Problem description
With the images removed, repeat the data below exactly.

--- START OF Supplied material ---

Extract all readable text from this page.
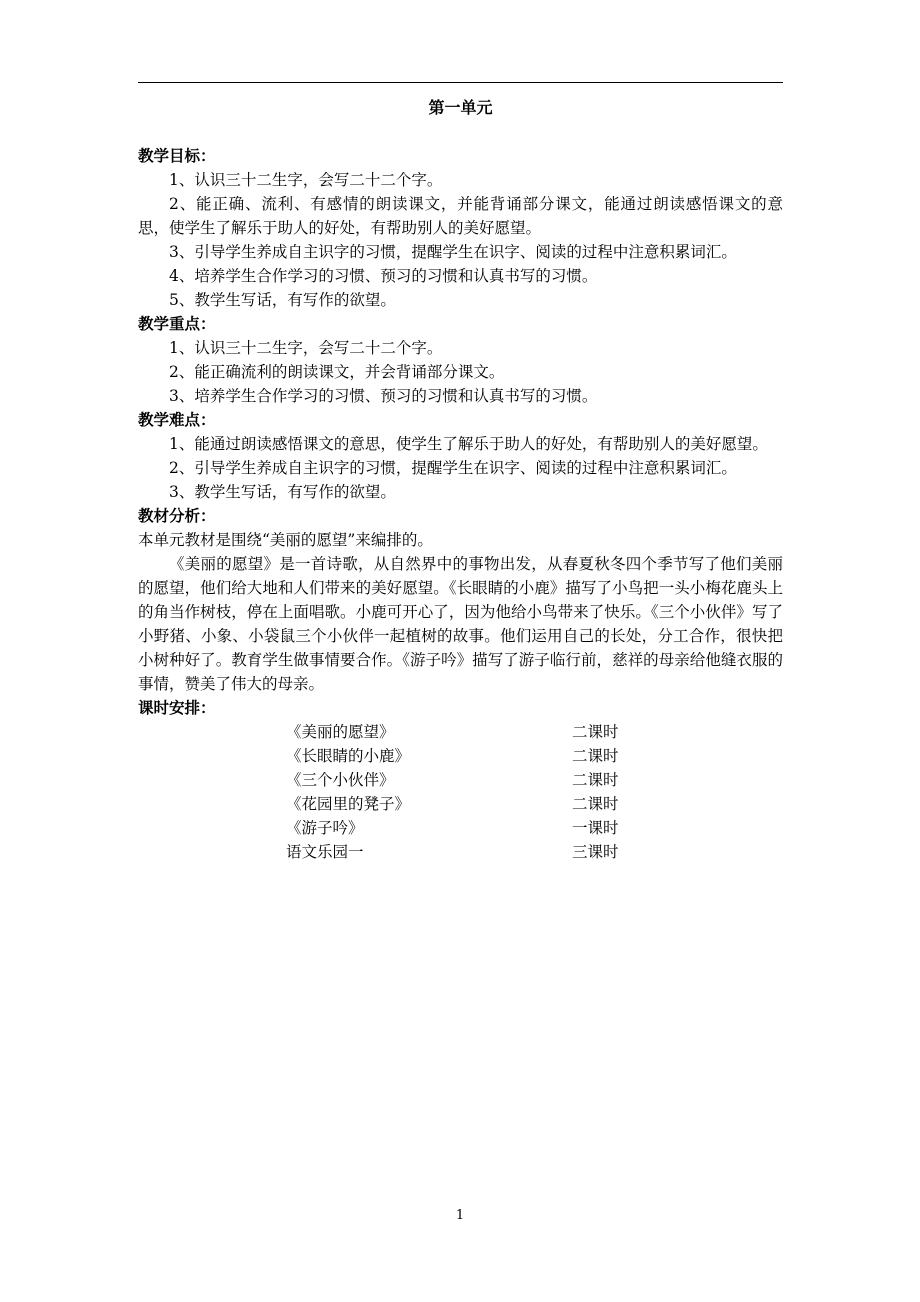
第一单元

教学目标：

1、认识三十二生字，会写二十二个字。

2、能正确、流利、有感情的朗读课文，并能背诵部分课文，能通过朗读感悟课文的意思，使学生了解乐于助人的好处，有帮助别人的美好愿望。

3、引导学生养成自主识字的习惯，提醒学生在识字、阅读的过程中注意积累词汇。

4、培养学生合作学习的习惯、预习的习惯和认真书写的习惯。

5、教学生写话，有写作的欲望。

教学重点：

1、认识三十二生字，会写二十二个字。

2、能正确流利的朗读课文，并会背诵部分课文。

3、培养学生合作学习的习惯、预习的习惯和认真书写的习惯。

教学难点：

1、能通过朗读感悟课文的意思，使学生了解乐于助人的好处，有帮助别人的美好愿望。

2、引导学生养成自主识字的习惯，提醒学生在识字、阅读的过程中注意积累词汇。

3、教学生写话，有写作的欲望。

教材分析：

本单元教材是围绕“美丽的愿望”来编排的。

《美丽的愿望》是一首诗歌，从自然界中的事物出发，从春夏秋冬四个季节写了他们美丽的愿望，他们给大地和人们带来的美好愿望。《长眼睛的小鹿》描写了小鸟把一头小梅花鹿头上的角当作树枝，停在上面唱歌。小鹿可开心了，因为他给小鸟带来了快乐。《三个小伙伴》写了小野猪、小象、小袋鼠三个小伙伴一起植树的故事。他们运用自己的长处，分工合作，很快把小树种好了。教育学生做事情要合作。《游子吟》描写了游子临行前，慈祥的母亲给他缝衣服的事情，赞美了伟大的母亲。

课时安排：

《美丽的愿望》	二课时
《长眼睛的小鹿》	二课时
《三个小伙伴》	二课时
《花园里的凳子》	二课时
《游子吟》	一课时
语文乐园一	三课时
1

--- END OF Supplied material ---

Complete response
Extract all readable text from this page.
第一单元

教学目标：

1、认识三十二生字，会写二十二个字。

2、能正确、流利、有感情的朗读课文，并能背诵部分课文，能通过朗读感悟课文的意思，使学生了解乐于助人的好处，有帮助别人的美好愿望。

3、引导学生养成自主识字的习惯，提醒学生在识字、阅读的过程中注意积累词汇。

4、培养学生合作学习的习惯、预习的习惯和认真书写的习惯。

5、教学生写话，有写作的欲望。

教学重点：

1、认识三十二生字，会写二十二个字。

2、能正确流利的朗读课文，并会背诵部分课文。

3、培养学生合作学习的习惯、预习的习惯和认真书写的习惯。

教学难点：

1、能通过朗读感悟课文的意思，使学生了解乐于助人的好处，有帮助别人的美好愿望。

2、引导学生养成自主识字的习惯，提醒学生在识字、阅读的过程中注意积累词汇。

3、教学生写话，有写作的欲望。

教材分析：

本单元教材是围绕“美丽的愿望”来编排的。

《美丽的愿望》是一首诗歌，从自然界中的事物出发，从春夏秋冬四个季节写了他们美丽的愿望，他们给大地和人们带来的美好愿望。《长眼睛的小鹿》描写了小鸟把一头小梅花鹿头上的角当作树枝，停在上面唱歌。小鹿可开心了，因为他给小鸟带来了快乐。《三个小伙伴》写了小野猪、小象、小袋鼠三个小伙伴一起植树的故事。他们运用自己的长处，分工合作，很快把小树种好了。教育学生做事情要合作。《游子吟》描写了游子临行前，慈祥的母亲给他缝衣服的事情，赞美了伟大的母亲。

课时安排：

《美丽的愿望》	二课时
《长眼睛的小鹿》	二课时
《三个小伙伴》	二课时
《花园里的凳子》	二课时
《游子吟》	一课时
语文乐园一	三课时
1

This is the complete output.